(WHAT YOU NEED TO DO) Type the records out again in full, exactly.
——————
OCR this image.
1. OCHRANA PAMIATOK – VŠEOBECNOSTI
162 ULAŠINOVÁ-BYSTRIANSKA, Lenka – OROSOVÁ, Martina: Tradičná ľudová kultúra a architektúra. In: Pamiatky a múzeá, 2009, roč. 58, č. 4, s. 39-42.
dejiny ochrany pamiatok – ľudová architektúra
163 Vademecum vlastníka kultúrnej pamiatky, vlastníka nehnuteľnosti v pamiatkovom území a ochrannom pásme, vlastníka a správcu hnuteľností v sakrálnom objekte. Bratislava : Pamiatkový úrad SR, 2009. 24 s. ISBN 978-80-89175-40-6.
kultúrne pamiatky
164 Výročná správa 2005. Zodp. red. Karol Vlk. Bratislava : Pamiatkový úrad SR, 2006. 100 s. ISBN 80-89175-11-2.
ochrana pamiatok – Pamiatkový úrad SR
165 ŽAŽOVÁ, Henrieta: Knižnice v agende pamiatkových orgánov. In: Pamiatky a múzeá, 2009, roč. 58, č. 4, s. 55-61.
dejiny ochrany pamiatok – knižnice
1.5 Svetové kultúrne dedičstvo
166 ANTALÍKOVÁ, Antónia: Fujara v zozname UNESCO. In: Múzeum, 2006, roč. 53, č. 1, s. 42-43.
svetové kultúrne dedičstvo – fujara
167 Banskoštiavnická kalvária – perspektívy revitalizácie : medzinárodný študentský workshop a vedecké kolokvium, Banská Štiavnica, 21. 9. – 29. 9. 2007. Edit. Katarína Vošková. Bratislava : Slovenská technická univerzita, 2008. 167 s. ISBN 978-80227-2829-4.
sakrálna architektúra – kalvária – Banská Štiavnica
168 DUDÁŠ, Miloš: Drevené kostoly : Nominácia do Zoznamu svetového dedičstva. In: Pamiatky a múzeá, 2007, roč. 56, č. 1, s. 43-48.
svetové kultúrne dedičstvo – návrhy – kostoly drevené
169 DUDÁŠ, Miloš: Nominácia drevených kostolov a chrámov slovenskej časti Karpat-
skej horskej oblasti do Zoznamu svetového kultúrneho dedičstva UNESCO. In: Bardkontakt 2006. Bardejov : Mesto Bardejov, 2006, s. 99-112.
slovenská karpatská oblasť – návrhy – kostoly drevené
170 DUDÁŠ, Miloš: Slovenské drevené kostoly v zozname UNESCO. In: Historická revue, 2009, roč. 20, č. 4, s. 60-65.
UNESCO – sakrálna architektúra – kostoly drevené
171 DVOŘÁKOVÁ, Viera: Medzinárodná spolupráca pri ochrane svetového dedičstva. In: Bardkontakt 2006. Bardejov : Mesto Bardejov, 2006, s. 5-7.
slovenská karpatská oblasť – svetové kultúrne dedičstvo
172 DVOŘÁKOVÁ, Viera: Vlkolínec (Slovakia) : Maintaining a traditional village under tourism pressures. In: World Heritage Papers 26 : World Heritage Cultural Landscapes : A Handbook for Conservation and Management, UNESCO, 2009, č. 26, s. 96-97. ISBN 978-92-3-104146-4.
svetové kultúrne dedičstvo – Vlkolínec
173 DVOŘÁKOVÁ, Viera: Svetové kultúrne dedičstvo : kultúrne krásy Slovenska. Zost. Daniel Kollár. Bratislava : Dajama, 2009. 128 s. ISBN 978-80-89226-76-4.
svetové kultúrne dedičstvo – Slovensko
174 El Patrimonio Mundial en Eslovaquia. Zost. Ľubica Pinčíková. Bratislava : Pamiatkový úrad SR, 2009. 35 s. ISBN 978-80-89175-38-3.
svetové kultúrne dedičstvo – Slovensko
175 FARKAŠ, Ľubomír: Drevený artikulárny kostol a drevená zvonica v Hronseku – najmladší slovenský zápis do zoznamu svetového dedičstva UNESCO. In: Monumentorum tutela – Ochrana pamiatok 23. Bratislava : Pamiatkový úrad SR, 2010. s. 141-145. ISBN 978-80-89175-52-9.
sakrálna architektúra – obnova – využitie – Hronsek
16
——————
(RESPONSE TO THE EXERCISE)
OCR this image.
1. OCHRANA PAMIATOK – VŠEOBECNOSTI
162 ULAŠINOVÁ-BYSTRIANSKA, Lenka – OROSOVÁ, Martina: Tradičná ľudová kultúra a architektúra. In: Pamiatky a múzeá, 2009, roč. 58, č. 4, s. 39-42.
dejiny ochrany pamiatok – ľudová architektúra
163 Vademecum vlastníka kultúrnej pamiatky, vlastníka nehnuteľnosti v pamiatkovom území a ochrannom pásme, vlastníka a správcu hnuteľností v sakrálnom objekte. Bratislava : Pamiatkový úrad SR, 2009. 24 s. ISBN 978-80-89175-40-6.
kultúrne pamiatky
164 Výročná správa 2005. Zodp. red. Karol Vlk. Bratislava : Pamiatkový úrad SR, 2006. 100 s. ISBN 80-89175-11-2.
ochrana pamiatok – Pamiatkový úrad SR
165 ŽAŽOVÁ, Henrieta: Knižnice v agende pamiatkových orgánov. In: Pamiatky a múzeá, 2009, roč. 58, č. 4, s. 55-61.
dejiny ochrany pamiatok – knižnice
1.5 Svetové kultúrne dedičstvo
166 ANTALÍKOVÁ, Antónia: Fujara v zozname UNESCO. In: Múzeum, 2006, roč. 53, č. 1, s. 42-43.
svetové kultúrne dedičstvo – fujara
167 Banskoštiavnická kalvária – perspektívy revitalizácie : medzinárodný študentský workshop a vedecké kolokvium, Banská Štiavnica, 21. 9. – 29. 9. 2007. Edit. Katarína Vošková. Bratislava : Slovenská technická univerzita, 2008. 167 s. ISBN 978-80227-2829-4.
sakrálna architektúra – kalvária – Banská Štiavnica
168 DUDÁŠ, Miloš: Drevené kostoly : Nominácia do Zoznamu svetového dedičstva. In: Pamiatky a múzeá, 2007, roč. 56, č. 1, s. 43-48.
svetové kultúrne dedičstvo – návrhy – kostoly drevené
169 DUDÁŠ, Miloš: Nominácia drevených kostolov a chrámov slovenskej časti Karpat-
skej horskej oblasti do Zoznamu svetového kultúrneho dedičstva UNESCO. In: Bardkontakt 2006. Bardejov : Mesto Bardejov, 2006, s. 99-112.
slovenská karpatská oblasť – návrhy – kostoly drevené
170 DUDÁŠ, Miloš: Slovenské drevené kostoly v zozname UNESCO. In: Historická revue, 2009, roč. 20, č. 4, s. 60-65.
UNESCO – sakrálna architektúra – kostoly drevené
171 DVOŘÁKOVÁ, Viera: Medzinárodná spolupráca pri ochrane svetového dedičstva. In: Bardkontakt 2006. Bardejov : Mesto Bardejov, 2006, s. 5-7.
slovenská karpatská oblasť – svetové kultúrne dedičstvo
172 DVOŘÁKOVÁ, Viera: Vlkolínec (Slovakia) : Maintaining a traditional village under tourism pressures. In: World Heritage Papers 26 : World Heritage Cultural Landscapes : A Handbook for Conservation and Management, UNESCO, 2009, č. 26, s. 96-97. ISBN 978-92-3-104146-4.
svetové kultúrne dedičstvo – Vlkolínec
173 DVOŘÁKOVÁ, Viera: Svetové kultúrne dedičstvo : kultúrne krásy Slovenska. Zost. Daniel Kollár. Bratislava : Dajama, 2009. 128 s. ISBN 978-80-89226-76-4.
svetové kultúrne dedičstvo – Slovensko
174 El Patrimonio Mundial en Eslovaquia. Zost. Ľubica Pinčíková. Bratislava : Pamiatkový úrad SR, 2009. 35 s. ISBN 978-80-89175-38-3.
svetové kultúrne dedičstvo – Slovensko
175 FARKAŠ, Ľubomír: Drevený artikulárny kostol a drevená zvonica v Hronseku – najmladší slovenský zápis do zoznamu svetového dedičstva UNESCO. In: Monumentorum tutela – Ochrana pamiatok 23. Bratislava : Pamiatkový úrad SR, 2010. s. 141-145. ISBN 978-80-89175-52-9.
sakrálna architektúra – obnova – využitie – Hronsek
16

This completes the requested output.